> [Exercise requirements]
Repeat the data that follows, word for word, without the images.

##### Data supplied #####

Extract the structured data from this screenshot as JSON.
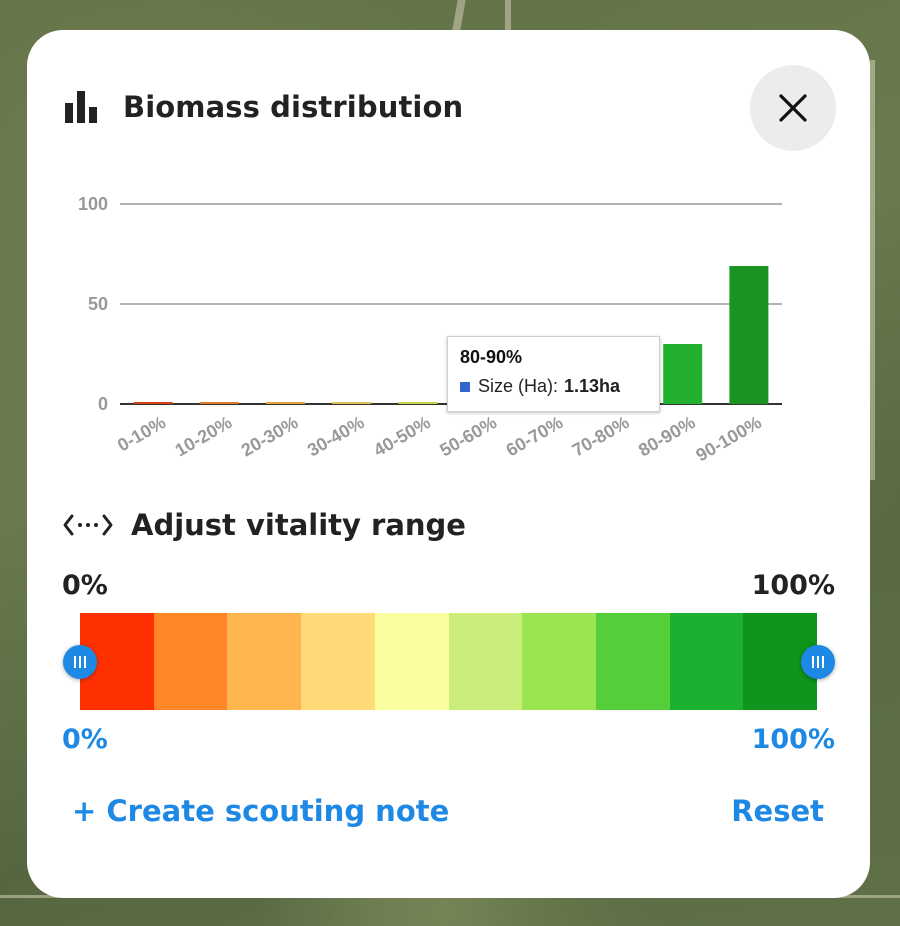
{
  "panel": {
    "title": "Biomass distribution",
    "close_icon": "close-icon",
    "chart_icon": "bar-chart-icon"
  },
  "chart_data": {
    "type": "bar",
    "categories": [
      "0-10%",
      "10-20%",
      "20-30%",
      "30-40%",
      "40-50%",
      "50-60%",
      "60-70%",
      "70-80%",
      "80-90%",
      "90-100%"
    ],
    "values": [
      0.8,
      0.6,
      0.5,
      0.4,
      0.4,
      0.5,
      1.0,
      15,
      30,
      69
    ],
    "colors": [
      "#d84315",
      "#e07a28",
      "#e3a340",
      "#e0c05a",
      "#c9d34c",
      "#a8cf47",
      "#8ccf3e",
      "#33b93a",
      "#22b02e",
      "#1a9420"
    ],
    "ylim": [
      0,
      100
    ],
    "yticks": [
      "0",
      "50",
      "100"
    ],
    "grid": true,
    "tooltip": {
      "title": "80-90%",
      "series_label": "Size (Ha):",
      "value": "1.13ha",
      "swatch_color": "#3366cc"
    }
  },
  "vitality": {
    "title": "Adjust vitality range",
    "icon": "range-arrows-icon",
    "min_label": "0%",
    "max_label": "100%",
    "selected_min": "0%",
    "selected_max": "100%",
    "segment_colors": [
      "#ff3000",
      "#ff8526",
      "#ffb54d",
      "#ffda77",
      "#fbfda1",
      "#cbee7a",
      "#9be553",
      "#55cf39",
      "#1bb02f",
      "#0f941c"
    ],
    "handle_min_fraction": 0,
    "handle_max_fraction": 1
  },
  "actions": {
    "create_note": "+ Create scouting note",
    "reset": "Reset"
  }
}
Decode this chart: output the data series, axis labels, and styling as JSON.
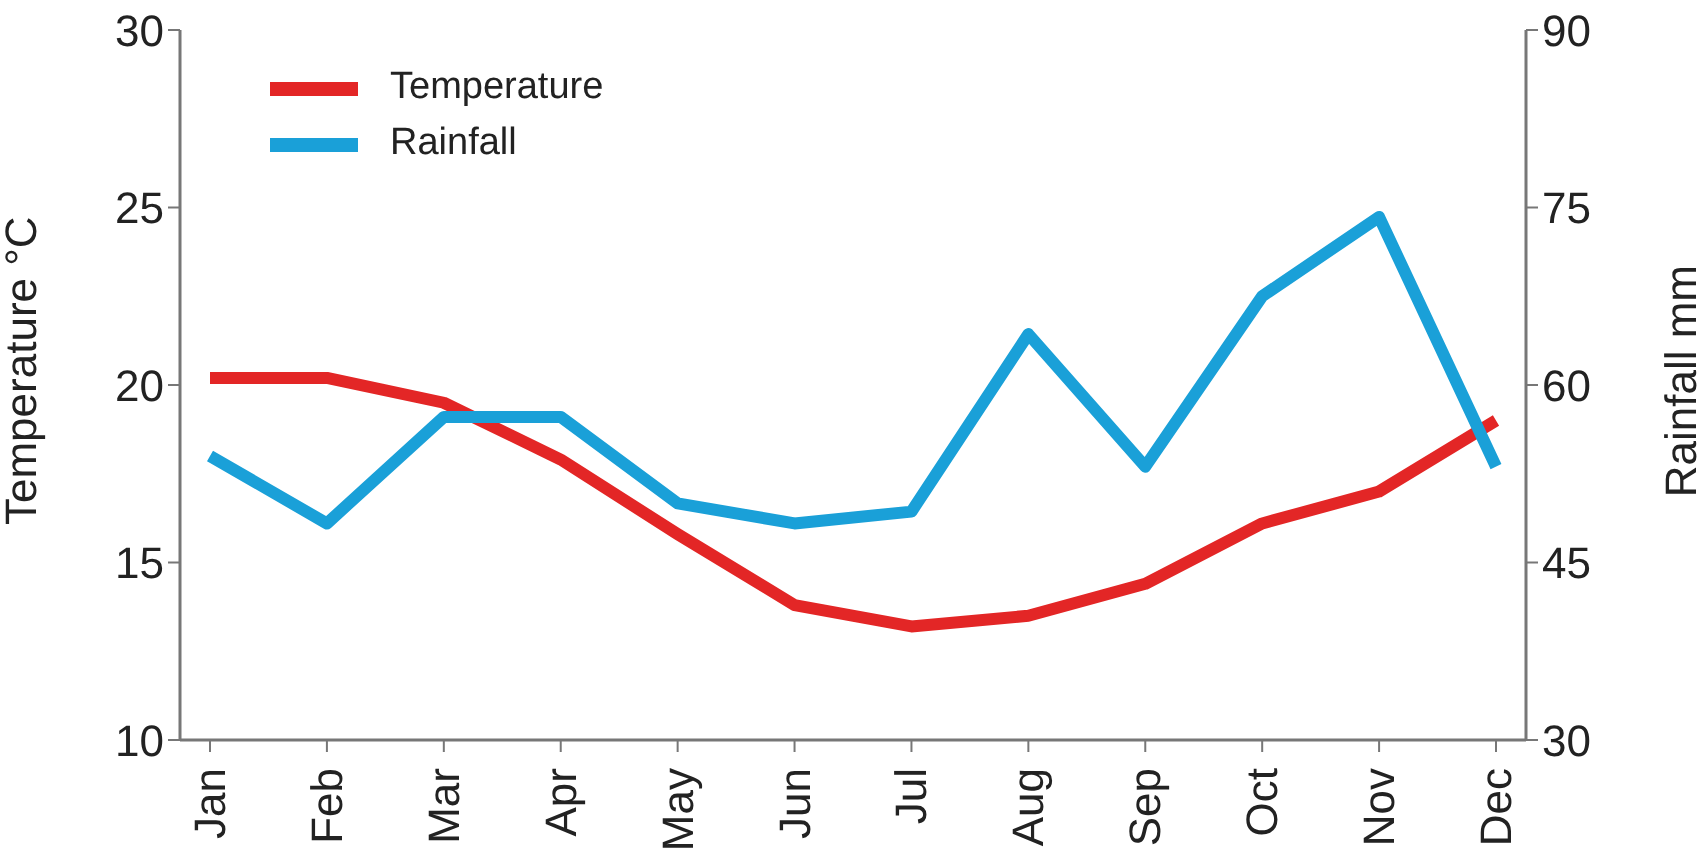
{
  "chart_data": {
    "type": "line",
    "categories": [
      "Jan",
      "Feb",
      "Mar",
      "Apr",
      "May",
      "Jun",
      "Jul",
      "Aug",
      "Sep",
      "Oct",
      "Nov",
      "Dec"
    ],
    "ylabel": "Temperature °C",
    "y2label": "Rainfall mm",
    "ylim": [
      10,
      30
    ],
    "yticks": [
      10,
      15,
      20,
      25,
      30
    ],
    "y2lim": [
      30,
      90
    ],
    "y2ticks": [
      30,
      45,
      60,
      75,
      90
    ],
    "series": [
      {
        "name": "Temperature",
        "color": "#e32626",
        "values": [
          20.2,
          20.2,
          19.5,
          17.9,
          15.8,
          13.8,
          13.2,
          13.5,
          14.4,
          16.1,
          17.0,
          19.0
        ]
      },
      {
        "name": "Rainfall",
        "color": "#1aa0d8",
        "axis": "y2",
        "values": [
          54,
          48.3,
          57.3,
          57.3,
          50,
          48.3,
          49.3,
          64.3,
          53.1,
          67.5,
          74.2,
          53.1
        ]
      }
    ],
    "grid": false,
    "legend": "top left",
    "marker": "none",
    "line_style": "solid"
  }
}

#####

> [Final answer]
Extract the structured data from this screenshot as JSON.
{
  "panel": {
    "title": "Biomass distribution",
    "close_icon": "close-icon",
    "chart_icon": "bar-chart-icon"
  },
  "chart_data": {
    "type": "bar",
    "categories": [
      "0-10%",
      "10-20%",
      "20-30%",
      "30-40%",
      "40-50%",
      "50-60%",
      "60-70%",
      "70-80%",
      "80-90%",
      "90-100%"
    ],
    "values": [
      0.8,
      0.6,
      0.5,
      0.4,
      0.4,
      0.5,
      1.0,
      15,
      30,
      69
    ],
    "colors": [
      "#d84315",
      "#e07a28",
      "#e3a340",
      "#e0c05a",
      "#c9d34c",
      "#a8cf47",
      "#8ccf3e",
      "#33b93a",
      "#22b02e",
      "#1a9420"
    ],
    "ylim": [
      0,
      100
    ],
    "yticks": [
      "0",
      "50",
      "100"
    ],
    "grid": true,
    "tooltip": {
      "title": "80-90%",
      "series_label": "Size (Ha):",
      "value": "1.13ha",
      "swatch_color": "#3366cc"
    }
  },
  "vitality": {
    "title": "Adjust vitality range",
    "icon": "range-arrows-icon",
    "min_label": "0%",
    "max_label": "100%",
    "selected_min": "0%",
    "selected_max": "100%",
    "segment_colors": [
      "#ff3000",
      "#ff8526",
      "#ffb54d",
      "#ffda77",
      "#fbfda1",
      "#cbee7a",
      "#9be553",
      "#55cf39",
      "#1bb02f",
      "#0f941c"
    ],
    "handle_min_fraction": 0,
    "handle_max_fraction": 1
  },
  "actions": {
    "create_note": "+ Create scouting note",
    "reset": "Reset"
  }
}
Decode this chart: output the data series, axis labels, and styling as JSON.
{
  "chart_data": {
    "type": "line",
    "categories": [
      "Jan",
      "Feb",
      "Mar",
      "Apr",
      "May",
      "Jun",
      "Jul",
      "Aug",
      "Sep",
      "Oct",
      "Nov",
      "Dec"
    ],
    "ylabel": "Temperature °C",
    "y2label": "Rainfall mm",
    "ylim": [
      10,
      30
    ],
    "yticks": [
      10,
      15,
      20,
      25,
      30
    ],
    "y2lim": [
      30,
      90
    ],
    "y2ticks": [
      30,
      45,
      60,
      75,
      90
    ],
    "series": [
      {
        "name": "Temperature",
        "color": "#e32626",
        "values": [
          20.2,
          20.2,
          19.5,
          17.9,
          15.8,
          13.8,
          13.2,
          13.5,
          14.4,
          16.1,
          17.0,
          19.0
        ]
      },
      {
        "name": "Rainfall",
        "color": "#1aa0d8",
        "axis": "y2",
        "values": [
          54,
          48.3,
          57.3,
          57.3,
          50,
          48.3,
          49.3,
          64.3,
          53.1,
          67.5,
          74.2,
          53.1
        ]
      }
    ],
    "grid": false,
    "legend": "top left",
    "marker": "none",
    "line_style": "solid"
  }
}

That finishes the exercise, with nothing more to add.